**WHAT YOU ARE ASKED TO DO:** Every line of the listing must be reproduced as it stands. Leave the images behind.

**RECORDS FOR THE TASK:**
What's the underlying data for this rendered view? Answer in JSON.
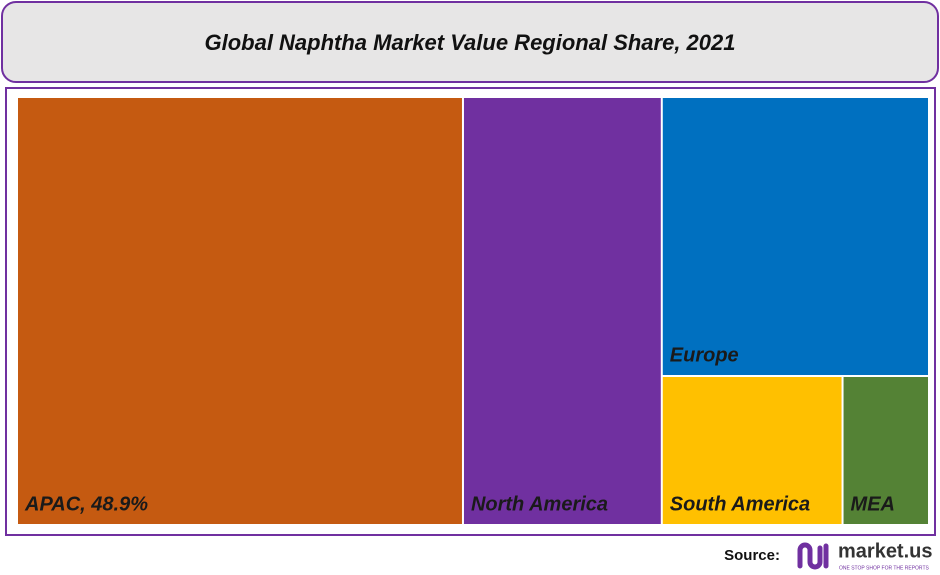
{
  "chart_data": {
    "type": "treemap",
    "title": "Global Naphtha Market Value Regional Share, 2021",
    "categories": [
      "APAC",
      "North America",
      "Europe",
      "South America",
      "MEA"
    ],
    "values": [
      48.9,
      21.8,
      19.1,
      6.9,
      3.3
    ],
    "value_labels": [
      "APAC, 48.9%",
      null,
      null,
      null,
      null
    ],
    "colors": [
      "#c55a11",
      "#7030a0",
      "#0070c0",
      "#ffc000",
      "#548235"
    ]
  },
  "footer": {
    "source": "Source:",
    "logo": "market.us",
    "tagline": "ONE STOP SHOP FOR THE REPORTS"
  }
}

**THE RESPONSE:**
What's the underlying data for this rendered view? Answer in JSON.
{
  "chart_data": {
    "type": "treemap",
    "title": "Global Naphtha Market Value Regional Share, 2021",
    "categories": [
      "APAC",
      "North America",
      "Europe",
      "South America",
      "MEA"
    ],
    "values": [
      48.9,
      21.8,
      19.1,
      6.9,
      3.3
    ],
    "value_labels": [
      "APAC, 48.9%",
      null,
      null,
      null,
      null
    ],
    "colors": [
      "#c55a11",
      "#7030a0",
      "#0070c0",
      "#ffc000",
      "#548235"
    ]
  },
  "footer": {
    "source": "Source:",
    "logo": "market.us",
    "tagline": "ONE STOP SHOP FOR THE REPORTS"
  }
}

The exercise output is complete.